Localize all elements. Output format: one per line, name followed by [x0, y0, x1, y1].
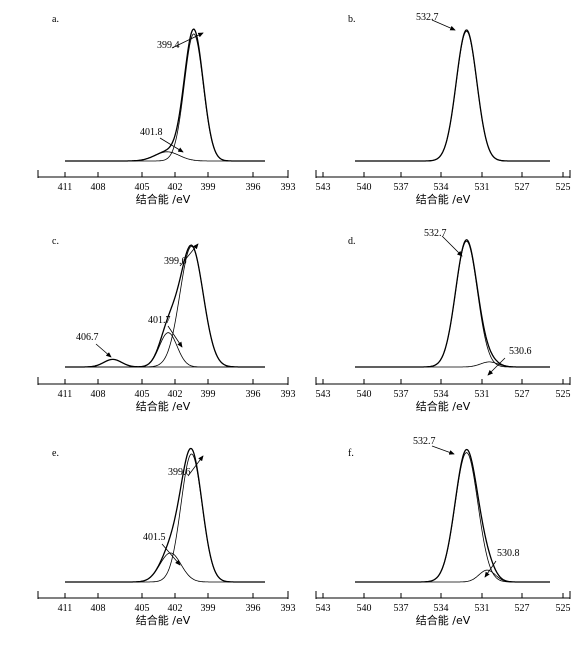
- x-tick-label: 540: [357, 389, 372, 400]
- peak-arrow: [167, 325, 183, 348]
- peak-arrow: [95, 343, 112, 358]
- peak-label: 530.8: [497, 548, 520, 559]
- component-curve: [65, 552, 265, 583]
- component-curve: [65, 453, 265, 583]
- x-axis-title: 结合能 /eV: [136, 613, 191, 627]
- x-tick-label: 537: [394, 389, 409, 400]
- peak-arrow: [484, 560, 497, 578]
- x-tick-label: 408: [91, 389, 106, 400]
- x-tick-label: 393: [281, 603, 296, 614]
- x-tick-label: 411: [58, 603, 73, 614]
- x-tick-label: 408: [91, 182, 106, 193]
- panel-letter: e.: [52, 448, 59, 459]
- x-axis-title: 结合能 /eV: [416, 613, 471, 627]
- x-axis-title: 结合能 /eV: [136, 399, 191, 413]
- peak-label: 406.7: [76, 332, 99, 343]
- peak-label: 399.4: [157, 40, 180, 51]
- x-tick-label: 525: [556, 389, 571, 400]
- peak-arrow: [431, 19, 456, 31]
- panel-c: c. 411 408 405 402 399 396 393 结合能 /eV 399.6 401.7…: [37, 236, 296, 413]
- peak-label: 401.8: [140, 127, 163, 138]
- peak-label: 532.7: [416, 12, 439, 23]
- peak-arrow: [187, 455, 204, 477]
- peak-label: 530.6: [509, 346, 532, 357]
- x-axis-title: 结合能 /eV: [416, 192, 471, 206]
- x-tick-label: 543: [316, 182, 331, 193]
- peak-arrow: [441, 235, 463, 257]
- x-tick-label: 543: [316, 389, 331, 400]
- peak-arrow: [179, 243, 199, 267]
- peak-arrow: [159, 137, 184, 153]
- x-tick-label: 534: [434, 603, 449, 614]
- panel-d: d. 543 540 537 534 531 527 525 结合能 /eV 532.7 530.6: [315, 228, 571, 413]
- x-tick-label: 534: [434, 182, 449, 193]
- x-tick-label: 402: [168, 182, 183, 193]
- x-tick-label: 531: [475, 389, 490, 400]
- x-tick-label: 527: [515, 389, 530, 400]
- x-tick-label: 396: [246, 603, 261, 614]
- x-tick-label: 525: [556, 182, 571, 193]
- peak-label: 401.7: [148, 315, 171, 326]
- x-tick-label: 402: [168, 389, 183, 400]
- x-tick-label: 399: [201, 182, 216, 193]
- x-tick-label: 393: [281, 389, 296, 400]
- panel-b: b. 543 540 537 534 531 527 525 结合能 /eV 532.7: [315, 12, 571, 206]
- panel-a: a. 411 408 405 402 399 396 393 结合能 /eV 399.4 401.8: [37, 14, 296, 206]
- x-tick-label: 405: [135, 389, 150, 400]
- panel-letter: b.: [348, 14, 356, 25]
- peak-label: 399.6: [164, 256, 187, 267]
- x-tick-label: 399: [201, 389, 216, 400]
- component-curve: [65, 151, 265, 162]
- component-curve: [355, 569, 550, 583]
- envelope-curve: [355, 448, 550, 583]
- x-tick-label: 531: [475, 603, 490, 614]
- x-tick-label: 531: [475, 182, 490, 193]
- x-tick-label: 527: [515, 603, 530, 614]
- component-curve: [65, 33, 265, 162]
- x-tick-label: 534: [434, 389, 449, 400]
- panel-letter: a.: [52, 14, 59, 25]
- peak-arrow: [487, 357, 506, 376]
- panel-letter: c.: [52, 236, 59, 247]
- component-curve: [355, 361, 550, 368]
- component-curve: [355, 30, 550, 162]
- peak-label: 399.6: [168, 467, 191, 478]
- x-tick-label: 543: [316, 603, 331, 614]
- peak-arrow: [431, 445, 455, 455]
- x-tick-label: 405: [135, 603, 150, 614]
- x-tick-label: 537: [394, 603, 409, 614]
- peak-arrow: [171, 32, 204, 49]
- x-tick-label: 402: [168, 603, 183, 614]
- panel-f: f. 543 540 537 534 531 527 525 结合能 /eV 532.7 530.8: [315, 436, 571, 627]
- x-tick-label: 411: [58, 182, 73, 193]
- x-tick-label: 540: [357, 182, 372, 193]
- x-tick-label: 396: [246, 182, 261, 193]
- x-tick-label: 525: [556, 603, 571, 614]
- x-tick-label: 408: [91, 603, 106, 614]
- x-tick-label: 405: [135, 182, 150, 193]
- panel-letter: f.: [348, 448, 354, 459]
- peak-label: 532.7: [424, 228, 447, 239]
- x-tick-label: 393: [281, 182, 296, 193]
- x-tick-label: 399: [201, 603, 216, 614]
- envelope-curve: [65, 447, 265, 583]
- x-tick-label: 527: [515, 182, 530, 193]
- x-tick-label: 540: [357, 603, 372, 614]
- x-tick-label: 537: [394, 182, 409, 193]
- x-axis-title: 结合能 /eV: [136, 192, 191, 206]
- x-tick-label: 411: [58, 389, 73, 400]
- panel-letter: d.: [348, 236, 356, 247]
- peak-label: 401.5: [143, 532, 166, 543]
- x-tick-label: 396: [246, 389, 261, 400]
- component-curve: [65, 359, 265, 368]
- envelope-curve: [355, 29, 550, 162]
- panel-e: e. 411 408 405 402 399 396 393 结合能 /eV 399.6 401.5: [37, 447, 296, 627]
- peak-arrow: [161, 543, 181, 566]
- x-axis-title: 结合能 /eV: [416, 399, 471, 413]
- peak-label: 532.7: [413, 436, 436, 447]
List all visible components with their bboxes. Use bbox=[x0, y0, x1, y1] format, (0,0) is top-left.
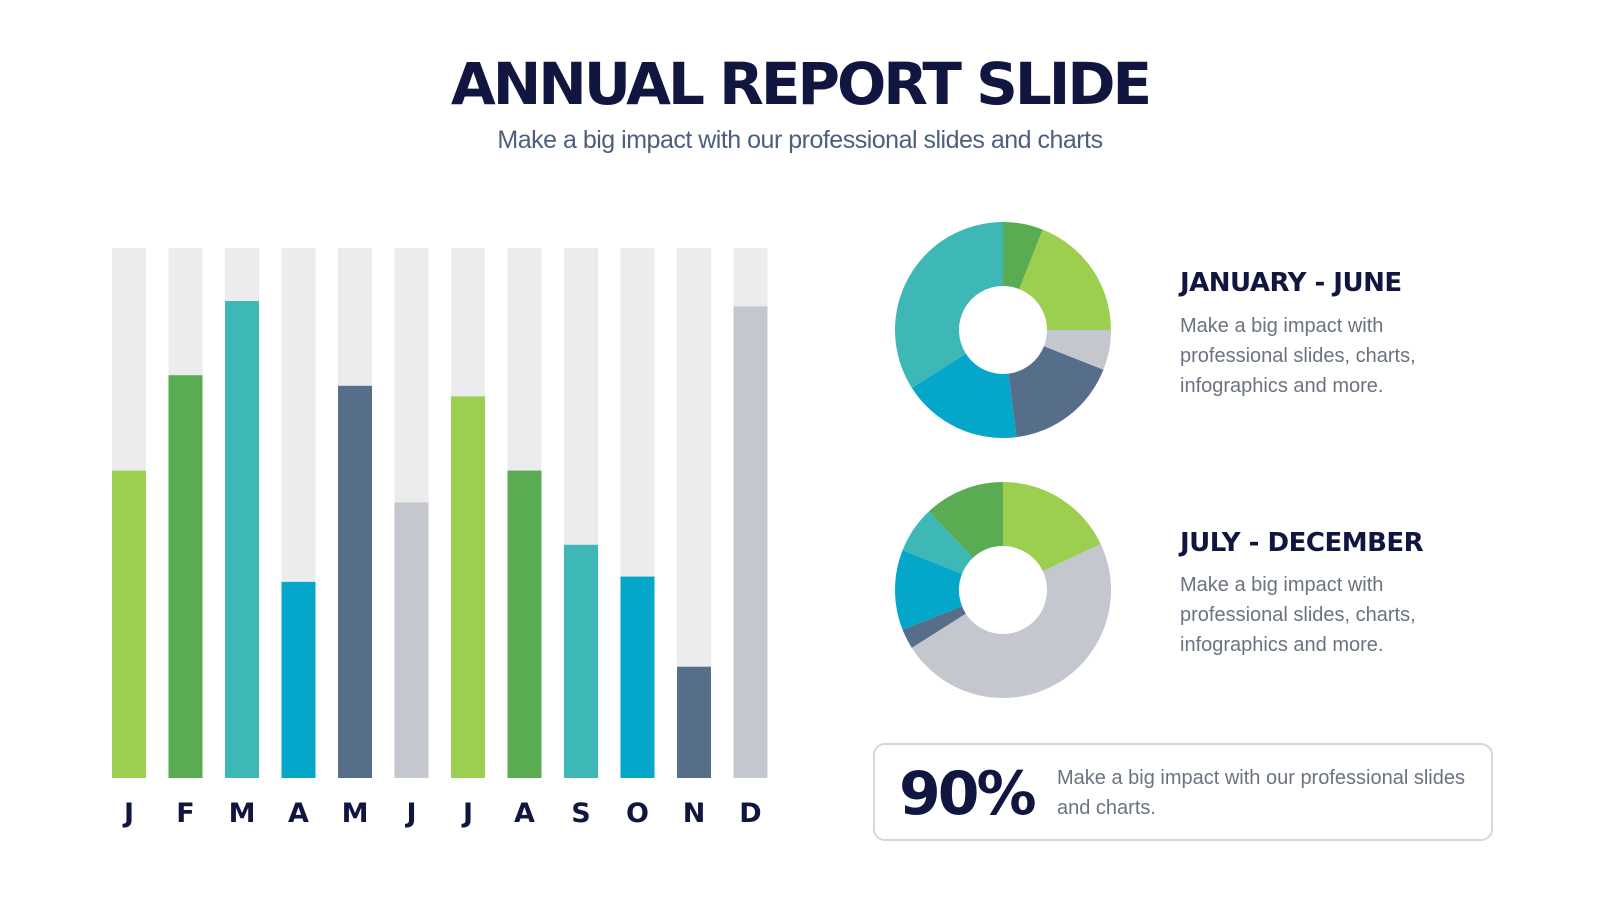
bar bbox=[338, 385, 372, 778]
x-tick-label: S bbox=[571, 798, 590, 829]
donut-slice bbox=[911, 353, 1017, 438]
stat-description: Make a big impact with our professional … bbox=[1057, 767, 1465, 819]
donut-slice bbox=[895, 550, 963, 630]
bar bbox=[620, 576, 655, 778]
bar bbox=[225, 301, 259, 778]
slide-title: ANNUAL REPORT SLIDE bbox=[450, 50, 1152, 118]
bar bbox=[451, 396, 485, 778]
bar bbox=[112, 470, 146, 778]
donut-slice bbox=[902, 606, 966, 648]
panel-text-jan-jun: Make a big impact with professional slid… bbox=[1180, 315, 1416, 397]
bar bbox=[564, 544, 598, 778]
panel-text-jul-dec: Make a big impact with professional slid… bbox=[1180, 574, 1416, 656]
x-tick-label: M bbox=[229, 798, 256, 829]
donut-chart-jan-jun bbox=[895, 222, 1111, 438]
donut-slice bbox=[1003, 482, 1101, 572]
donut-slice bbox=[1043, 330, 1111, 370]
bar bbox=[507, 470, 542, 778]
donut-slice bbox=[911, 544, 1111, 698]
slide-subtitle: Make a big impact with our professional … bbox=[497, 126, 1103, 154]
donut-slice bbox=[895, 222, 1003, 388]
donut-slice bbox=[1008, 346, 1104, 438]
x-tick-label: A bbox=[514, 798, 535, 829]
bar bbox=[168, 375, 203, 778]
stat-value: 90% bbox=[899, 759, 1037, 829]
x-tick-label: A bbox=[288, 798, 309, 829]
donut-chart-jul-dec bbox=[895, 482, 1111, 698]
x-tick-label: M bbox=[342, 798, 369, 829]
x-tick-label: J bbox=[404, 798, 416, 829]
x-tick-label: F bbox=[176, 798, 194, 829]
x-tick-label: N bbox=[683, 798, 706, 829]
bar bbox=[281, 581, 316, 778]
donut-slice bbox=[1019, 229, 1111, 330]
donut-slice bbox=[1003, 222, 1043, 290]
donut-slice bbox=[902, 511, 973, 574]
panel-heading-jul-dec: JULY - DECEMBER bbox=[1180, 528, 1424, 558]
panel-heading-jan-jun: JANUARY - JUNE bbox=[1180, 268, 1402, 298]
x-tick-label: O bbox=[626, 798, 649, 829]
bar bbox=[394, 502, 429, 778]
bar bbox=[733, 306, 768, 778]
donut-slice bbox=[929, 482, 1003, 558]
x-tick-label: D bbox=[739, 798, 761, 829]
x-tick-label: J bbox=[122, 798, 134, 829]
x-tick-label: J bbox=[461, 798, 473, 829]
bar bbox=[677, 666, 711, 778]
stat-card: 90% Make a big impact with our professio… bbox=[873, 743, 1493, 841]
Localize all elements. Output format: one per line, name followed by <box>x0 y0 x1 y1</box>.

+===+

WHAT YOU WILL DO — Update the entries from the line that has "- x-tick-label: 540: [357, 389, 372, 400]" through the line that has "- x-axis-title: 结合能 /eV: [416, 613, 471, 627]", with "component-curve" replaced by "fit-curve" and nothing else changed. Give only those lines.

EXERCISE ANSWER —
- x-tick-label: 540: [357, 389, 372, 400]
- peak-arrow: [167, 325, 183, 348]
- peak-arrow: [95, 343, 112, 358]
- peak-label: 530.8: [497, 548, 520, 559]
- fit-curve: [65, 552, 265, 583]
- fit-curve: [65, 453, 265, 583]
- x-axis-title: 结合能 /eV: [136, 613, 191, 627]
- x-tick-label: 537: [394, 389, 409, 400]
- peak-arrow: [484, 560, 497, 578]
- x-tick-label: 408: [91, 389, 106, 400]
- x-tick-label: 393: [281, 603, 296, 614]
- x-tick-label: 411: [58, 603, 73, 614]
- x-tick-label: 408: [91, 182, 106, 193]
- panel-letter: e.: [52, 448, 59, 459]
- x-axis-title: 结合能 /eV: [416, 613, 471, 627]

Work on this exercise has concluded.